__PROBLEM__.
Reproduce the entire listing below verbatim, omitting the pictures.

[Lines of data]
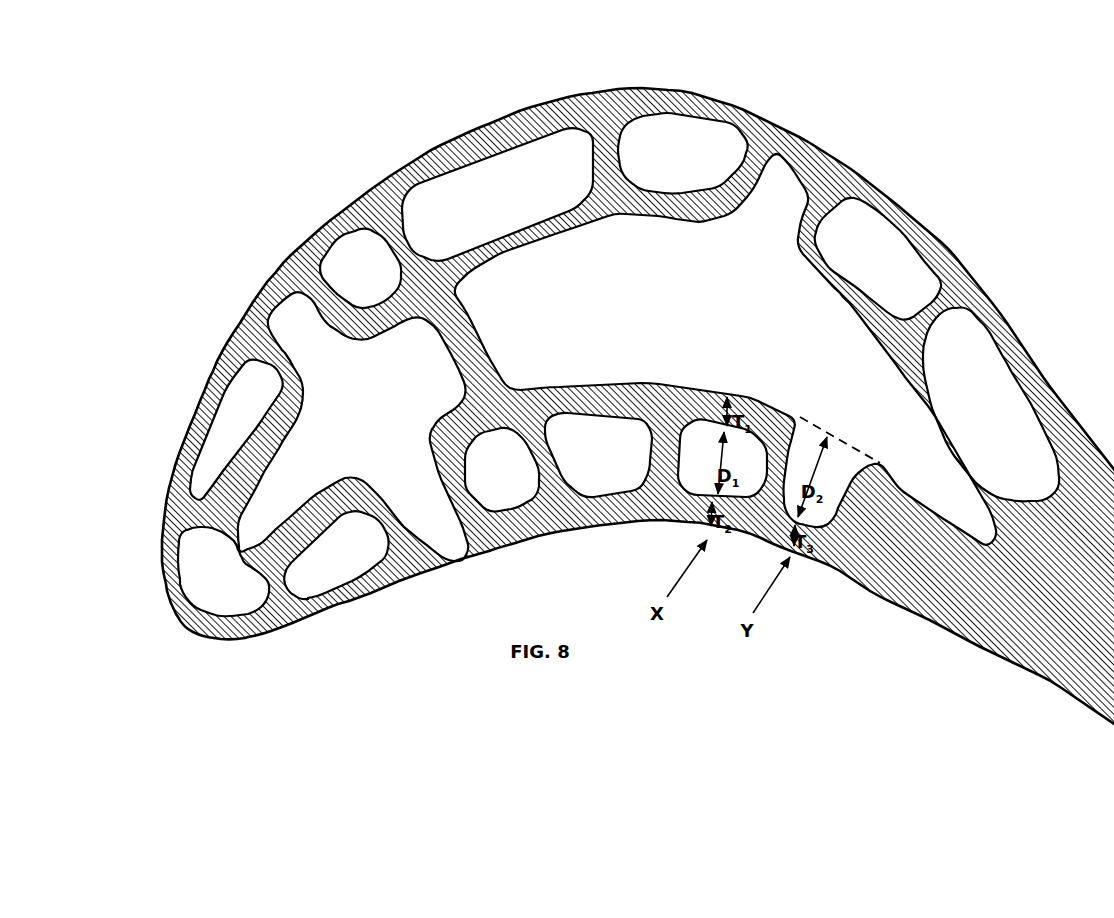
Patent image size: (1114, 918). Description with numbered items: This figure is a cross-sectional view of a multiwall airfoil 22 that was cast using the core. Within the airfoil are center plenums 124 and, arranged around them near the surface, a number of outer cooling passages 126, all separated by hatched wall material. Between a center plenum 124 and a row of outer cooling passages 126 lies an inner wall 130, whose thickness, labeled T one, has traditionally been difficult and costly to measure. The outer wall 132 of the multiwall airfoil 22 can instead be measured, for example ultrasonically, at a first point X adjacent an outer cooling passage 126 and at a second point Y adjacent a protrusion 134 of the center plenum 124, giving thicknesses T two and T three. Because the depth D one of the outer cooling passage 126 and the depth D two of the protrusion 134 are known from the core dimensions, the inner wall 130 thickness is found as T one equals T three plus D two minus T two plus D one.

The multiwall airfoil 22 is at (907, 117).
The center plenum 124 is at (617, 357).
The outer cooling passage 126 is at (697, 457).
The inner wall 130 is at (707, 413).
The outer wall 132 is at (680, 513).
The protrusion 134 is at (843, 462).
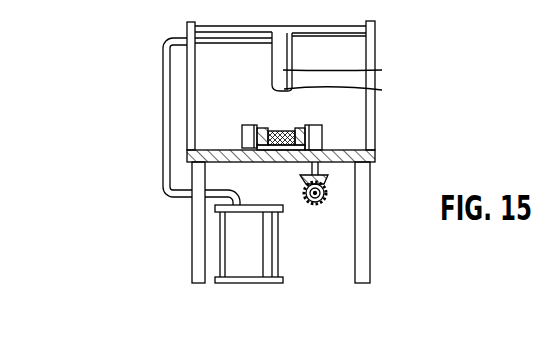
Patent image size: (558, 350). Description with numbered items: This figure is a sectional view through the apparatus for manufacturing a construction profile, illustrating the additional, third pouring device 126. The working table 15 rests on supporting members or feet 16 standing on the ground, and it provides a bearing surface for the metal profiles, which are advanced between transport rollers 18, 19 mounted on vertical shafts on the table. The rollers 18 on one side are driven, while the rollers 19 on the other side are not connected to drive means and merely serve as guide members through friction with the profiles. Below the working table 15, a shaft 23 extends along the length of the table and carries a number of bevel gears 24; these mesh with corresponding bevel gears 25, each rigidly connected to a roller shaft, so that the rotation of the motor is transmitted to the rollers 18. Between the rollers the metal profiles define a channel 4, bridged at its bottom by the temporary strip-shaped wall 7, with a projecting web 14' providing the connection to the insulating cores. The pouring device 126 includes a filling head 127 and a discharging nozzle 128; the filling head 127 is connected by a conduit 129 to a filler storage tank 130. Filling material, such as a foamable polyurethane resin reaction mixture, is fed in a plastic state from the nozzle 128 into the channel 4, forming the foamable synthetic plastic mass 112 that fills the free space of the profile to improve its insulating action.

The channel 4 is at (282, 126).
The temporary strip-shaped wall 7 is at (265, 162).
The projecting web 14' is at (304, 119).
The working table 15 is at (357, 158).
The supporting members 16 is at (196, 237).
The transport roller 18 is at (322, 139).
The transport roller 19 is at (240, 136).
The shaft 23 is at (304, 192).
The bevel gear 24 is at (321, 204).
The bevel gear 25 is at (329, 180).
The foamable synthetic plastic mass 112 is at (275, 129).
The third pouring device 126 is at (294, 43).
The filling head 127 is at (347, 74).
The discharging nozzle 128 is at (348, 99).
The conduit 129 is at (252, 45).
The filler storage tank 130 is at (263, 248).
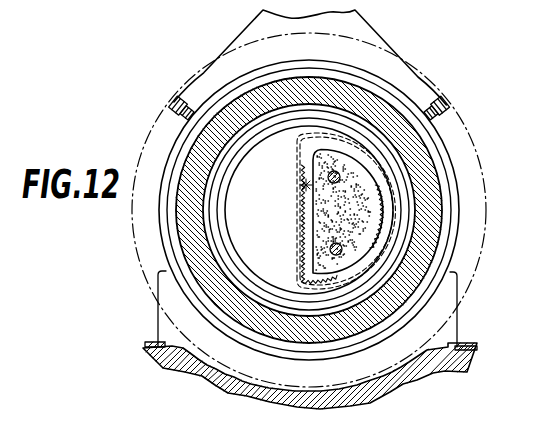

__EXERCISE SOLUTION__.
Patent image size: (1114, 918). Description with numbered items: This figure is a cross-sectional view of a multiwall airfoil 22 that was cast using the core. Within the airfoil are center plenums 124 and, arranged around them near the surface, a number of outer cooling passages 126, all separated by hatched wall material. Between a center plenum 124 and a row of outer cooling passages 126 lies an inner wall 130, whose thickness, labeled T one, has traditionally been difficult and costly to measure. The outer wall 132 of the multiwall airfoil 22 can instead be measured, for example ultrasonically, at a first point X adjacent an outer cooling passage 126 and at a second point Y adjacent a protrusion 134 of the center plenum 124, giving thicknesses T two and T three. Because the depth D one of the outer cooling passage 126 and the depth D two of the protrusion 134 are known from the core dimensions, the inner wall 130 thickness is found as T one equals T three plus D two minus T two plus D one.

The multiwall airfoil 22 is at (907, 117).
The center plenum 124 is at (617, 357).
The outer cooling passage 126 is at (697, 457).
The inner wall 130 is at (707, 413).
The outer wall 132 is at (680, 513).
The protrusion 134 is at (843, 462).
Patent image size: (558, 350). Description with numbered items: This figure is a sectional view through the apparatus for manufacturing a construction profile, illustrating the additional, third pouring device 126. The working table 15 rests on supporting members or feet 16 standing on the ground, and it provides a bearing surface for the metal profiles, which are advanced between transport rollers 18, 19 mounted on vertical shafts on the table. The rollers 18 on one side are driven, while the rollers 19 on the other side are not connected to drive means and merely serve as guide members through friction with the profiles. Below the working table 15, a shaft 23 extends along the length of the table and carries a number of bevel gears 24; these mesh with corresponding bevel gears 25, each rigidly connected to a roller shaft, so that the rotation of the motor is transmitted to the rollers 18. Between the rollers the metal profiles define a channel 4, bridged at its bottom by the temporary strip-shaped wall 7, with a projecting web 14' providing the connection to the insulating cores. The pouring device 126 includes a filling head 127 and a discharging nozzle 128; the filling head 127 is connected by a conduit 129 to a filler storage tank 130. Filling material, such as a foamable polyurethane resin reaction mixture, is fed in a plastic state from the nozzle 128 into the channel 4, forming the foamable synthetic plastic mass 112 that fills the free space of the profile to improve its insulating action.

The channel 4 is at (282, 126).
The temporary strip-shaped wall 7 is at (265, 162).
The projecting web 14' is at (304, 119).
The working table 15 is at (357, 158).
The supporting members 16 is at (196, 237).
The transport roller 18 is at (322, 139).
The transport roller 19 is at (240, 136).
The shaft 23 is at (304, 192).
The bevel gear 24 is at (321, 204).
The bevel gear 25 is at (329, 180).
The foamable synthetic plastic mass 112 is at (275, 129).
The third pouring device 126 is at (294, 43).
The filling head 127 is at (347, 74).
The discharging nozzle 128 is at (348, 99).
The conduit 129 is at (252, 45).
The filler storage tank 130 is at (263, 248).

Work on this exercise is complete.